**DO THIS:**
Take each line containing the word "owned" and copy it.

**Stored data:**
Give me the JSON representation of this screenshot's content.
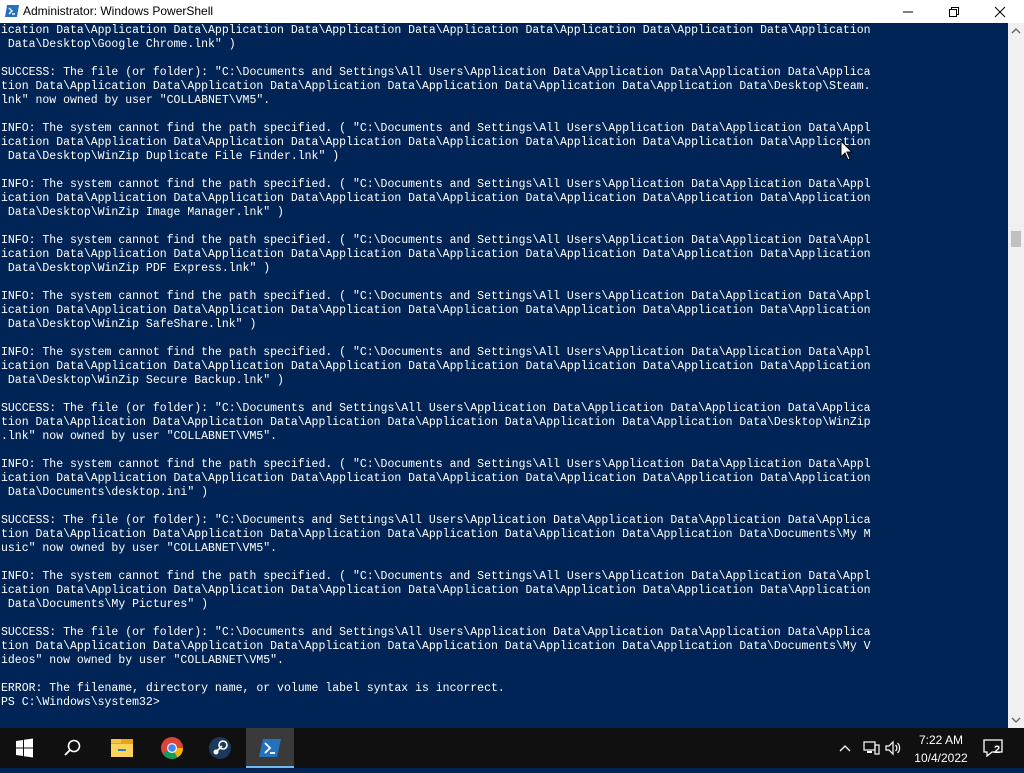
{
  "window": {
    "title": "Administrator: Windows PowerShell"
  },
  "console": {
    "lines": [
      "ication Data\\Application Data\\Application Data\\Application Data\\Application Data\\Application Data\\Application Data\\Application",
      " Data\\Desktop\\Google Chrome.lnk\" )",
      "",
      "SUCCESS: The file (or folder): \"C:\\Documents and Settings\\All Users\\Application Data\\Application Data\\Application Data\\Applica",
      "tion Data\\Application Data\\Application Data\\Application Data\\Application Data\\Application Data\\Application Data\\Desktop\\Steam.",
      "lnk\" now owned by user \"COLLABNET\\VM5\".",
      "",
      "INFO: The system cannot find the path specified. ( \"C:\\Documents and Settings\\All Users\\Application Data\\Application Data\\Appl",
      "ication Data\\Application Data\\Application Data\\Application Data\\Application Data\\Application Data\\Application Data\\Application",
      " Data\\Desktop\\WinZip Duplicate File Finder.lnk\" )",
      "",
      "INFO: The system cannot find the path specified. ( \"C:\\Documents and Settings\\All Users\\Application Data\\Application Data\\Appl",
      "ication Data\\Application Data\\Application Data\\Application Data\\Application Data\\Application Data\\Application Data\\Application",
      " Data\\Desktop\\WinZip Image Manager.lnk\" )",
      "",
      "INFO: The system cannot find the path specified. ( \"C:\\Documents and Settings\\All Users\\Application Data\\Application Data\\Appl",
      "ication Data\\Application Data\\Application Data\\Application Data\\Application Data\\Application Data\\Application Data\\Application",
      " Data\\Desktop\\WinZip PDF Express.lnk\" )",
      "",
      "INFO: The system cannot find the path specified. ( \"C:\\Documents and Settings\\All Users\\Application Data\\Application Data\\Appl",
      "ication Data\\Application Data\\Application Data\\Application Data\\Application Data\\Application Data\\Application Data\\Application",
      " Data\\Desktop\\WinZip SafeShare.lnk\" )",
      "",
      "INFO: The system cannot find the path specified. ( \"C:\\Documents and Settings\\All Users\\Application Data\\Application Data\\Appl",
      "ication Data\\Application Data\\Application Data\\Application Data\\Application Data\\Application Data\\Application Data\\Application",
      " Data\\Desktop\\WinZip Secure Backup.lnk\" )",
      "",
      "SUCCESS: The file (or folder): \"C:\\Documents and Settings\\All Users\\Application Data\\Application Data\\Application Data\\Applica",
      "tion Data\\Application Data\\Application Data\\Application Data\\Application Data\\Application Data\\Application Data\\Desktop\\WinZip",
      ".lnk\" now owned by user \"COLLABNET\\VM5\".",
      "",
      "INFO: The system cannot find the path specified. ( \"C:\\Documents and Settings\\All Users\\Application Data\\Application Data\\Appl",
      "ication Data\\Application Data\\Application Data\\Application Data\\Application Data\\Application Data\\Application Data\\Application",
      " Data\\Documents\\desktop.ini\" )",
      "",
      "SUCCESS: The file (or folder): \"C:\\Documents and Settings\\All Users\\Application Data\\Application Data\\Application Data\\Applica",
      "tion Data\\Application Data\\Application Data\\Application Data\\Application Data\\Application Data\\Application Data\\Documents\\My M",
      "usic\" now owned by user \"COLLABNET\\VM5\".",
      "",
      "INFO: The system cannot find the path specified. ( \"C:\\Documents and Settings\\All Users\\Application Data\\Application Data\\Appl",
      "ication Data\\Application Data\\Application Data\\Application Data\\Application Data\\Application Data\\Application Data\\Application",
      " Data\\Documents\\My Pictures\" )",
      "",
      "SUCCESS: The file (or folder): \"C:\\Documents and Settings\\All Users\\Application Data\\Application Data\\Application Data\\Applica",
      "tion Data\\Application Data\\Application Data\\Application Data\\Application Data\\Application Data\\Application Data\\Documents\\My V",
      "ideos\" now owned by user \"COLLABNET\\VM5\".",
      "",
      "ERROR: The filename, directory name, or volume label syntax is incorrect.",
      "PS C:\\Windows\\system32>"
    ]
  },
  "taskbar": {
    "time": "7:22 AM",
    "date": "10/4/2022",
    "notification_count": "2",
    "icons": [
      "windows-start-icon",
      "search-icon",
      "file-explorer-icon",
      "chrome-icon",
      "steam-icon",
      "powershell-icon"
    ]
  },
  "colors": {
    "console_bg": "#012456",
    "console_text": "#ffffff",
    "taskbar_bg": "#101010",
    "accent": "#0078d7"
  }
}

**TASK SOLUTION:**
      "lnk\" now owned by user \"COLLABNET\\VM5\".",
      ".lnk\" now owned by user \"COLLABNET\\VM5\".",
      "usic\" now owned by user \"COLLABNET\\VM5\".",
      "ideos\" now owned by user \"COLLABNET\\VM5\".",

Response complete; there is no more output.